本文:

::::::

ここが登山道の入口。計画通り南沢ルートに進む。
南沢ルートは、ほぼずっと沢沿いの樹林帯で何度か渡渉したり、
森に入ったりする。まさに八ヶ岳と言った美しい苔や樹林帯があるので
最初にテンションを高めるには良いルートだと思う。
ただ、少なくとも「ぼっち」では道中の二時間半
ずっとそのテンションを維持するのは不可能だし、
アプローチロードと馬鹿に出来ない登りなので一応覚悟されたい。
ちなみに、今回の山行では木についた雪が日光で解け出し、さながら豪雨だった。
果たして行者小屋に着いてみると、人は居るものまだ営業していなかった。
GW中だけ先行営業し、本格営業は5月末からの様子。
調べが大変甘かった。致命的ミス。
今回荷を減らすため食事は基本小屋で取る予定だったので、
ちゃんとした昼食を持ってきていない。
非常食と携行食で簡単な食事を済ます。
ラーメンとか食うはずだったのにな〜。
行者小屋からはいよいよ本格的な登山が始まる。
地蔵尾根は最初からトップギアの登り。標高差300mを一気に登る。
坂は急で、梯子もまた急である。クサリもちょいちょいある。
楽しいと言えば楽しいが、そこそこ危険で、慎重を要する箇所と言っていい。
例えるなら行者小屋で「キャッキャウフフとビールを2リットルほど
飲んでから登る」とかは避けた方がよいと思う。
ただ、梯子だからからか、緊張感があるルートだからか
標高差のわりにあっという間に登れる感がある。
地蔵の頭から赤岳展望荘までは目と鼻の先。
ここまでの山行でしんどければ、このまま何もせずに休むことも可能。
実はこの時点で案の定軽い高山病を発症していたので、
そのまま休むことも真面目に検討していた。
しかし自分の性格的に明日の朝に赤岳登頂を先送りにして、
スケジュール通りこなすとは思えない。そんなに自分を信用できない。
天候も回復してきたので少しだけ小屋で休憩し、すぐに赤岳山頂を目指す。
赤岳山頂までのルートはやはり岩登りと言った風情。
そこまで厳しいクサリなどはない。ただ正解ルートが
ちょっとわかりづらく、一手間違えると二手三手先で詰む感じだ。
高山病に息を切らしながら、頭を使いつつクライムアップ。
振り返ると美しい横岳が見えるので、
それを愛でつつ、気力で気力で。
ちなみにこの辺からシャッターチャンスに事欠かないので、
初めての方は弾丸登山したらもったいないと心から思う。
赤岳はやはり八ヶ岳の主峰だけあって
祠もあり、神々しい山頂。

::::::

データ:

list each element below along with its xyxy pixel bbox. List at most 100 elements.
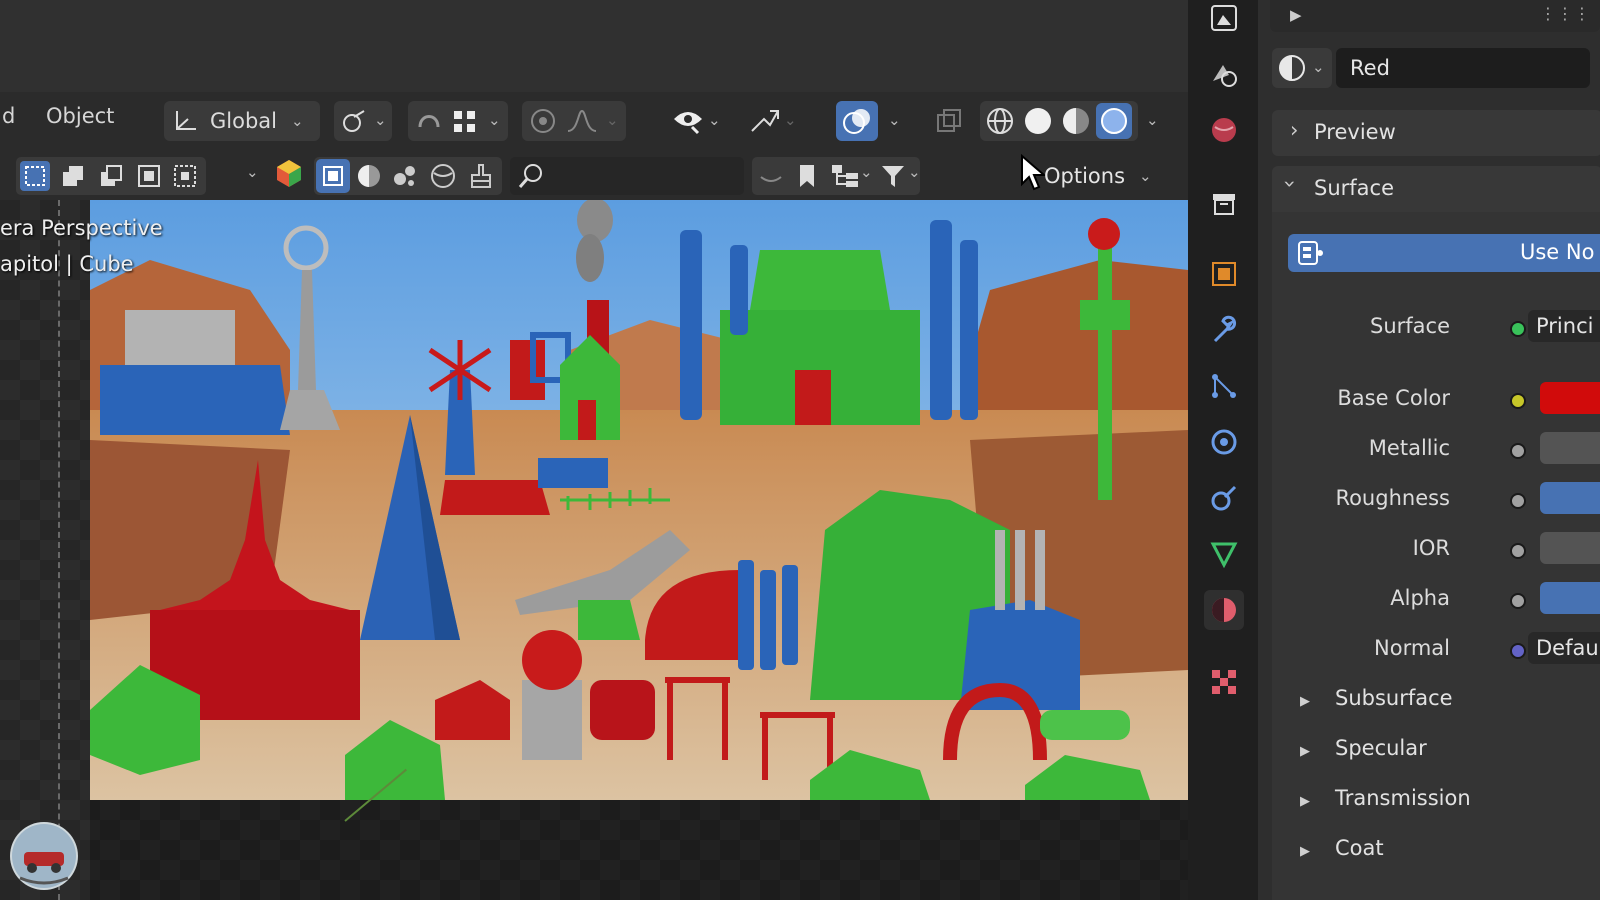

::::::

作業内容: 八ヶ岳の山行記の本文から、「岳」で終わる山の名前をすべて抜き出せ。

解答: 八ヶ岳、赤岳、横岳